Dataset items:
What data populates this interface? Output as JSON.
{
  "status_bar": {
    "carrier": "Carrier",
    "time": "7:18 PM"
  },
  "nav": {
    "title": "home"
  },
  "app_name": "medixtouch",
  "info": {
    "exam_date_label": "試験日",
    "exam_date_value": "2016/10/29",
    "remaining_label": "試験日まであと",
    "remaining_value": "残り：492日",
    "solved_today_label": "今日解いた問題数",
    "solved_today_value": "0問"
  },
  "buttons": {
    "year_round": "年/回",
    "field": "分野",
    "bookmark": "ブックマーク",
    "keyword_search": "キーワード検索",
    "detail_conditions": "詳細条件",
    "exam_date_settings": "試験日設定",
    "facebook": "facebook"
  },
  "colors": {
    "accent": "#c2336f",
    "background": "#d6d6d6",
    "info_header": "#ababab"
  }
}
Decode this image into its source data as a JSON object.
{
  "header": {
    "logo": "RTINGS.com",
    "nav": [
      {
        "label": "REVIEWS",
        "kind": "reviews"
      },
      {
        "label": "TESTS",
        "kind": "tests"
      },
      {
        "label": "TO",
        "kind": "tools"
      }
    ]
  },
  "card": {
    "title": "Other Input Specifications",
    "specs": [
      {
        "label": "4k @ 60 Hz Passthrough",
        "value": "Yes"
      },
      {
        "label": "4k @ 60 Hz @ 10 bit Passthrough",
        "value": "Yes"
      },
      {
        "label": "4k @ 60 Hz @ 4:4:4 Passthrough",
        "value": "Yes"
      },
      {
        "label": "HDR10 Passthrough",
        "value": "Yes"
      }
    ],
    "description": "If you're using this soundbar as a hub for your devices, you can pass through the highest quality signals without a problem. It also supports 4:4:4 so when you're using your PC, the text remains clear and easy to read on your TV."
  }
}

What needs to be done:
Find the line containing "Decode this image" in the material above. Print it and every line after it through the end, exactly and only those.

Task answer:
Decode this image into its source data as a JSON object.
{
  "header": {
    "logo": "RTINGS.com",
    "nav": [
      {
        "label": "REVIEWS",
        "kind": "reviews"
      },
      {
        "label": "TESTS",
        "kind": "tests"
      },
      {
        "label": "TO",
        "kind": "tools"
      }
    ]
  },
  "card": {
    "title": "Other Input Specifications",
    "specs": [
      {
        "label": "4k @ 60 Hz Passthrough",
        "value": "Yes"
      },
      {
        "label": "4k @ 60 Hz @ 10 bit Passthrough",
        "value": "Yes"
      },
      {
        "label": "4k @ 60 Hz @ 4:4:4 Passthrough",
        "value": "Yes"
      },
      {
        "label": "HDR10 Passthrough",
        "value": "Yes"
      }
    ],
    "description": "If you're using this soundbar as a hub for your devices, you can pass through the highest quality signals without a problem. It also supports 4:4:4 so when you're using your PC, the text remains clear and easy to read on your TV."
  }
}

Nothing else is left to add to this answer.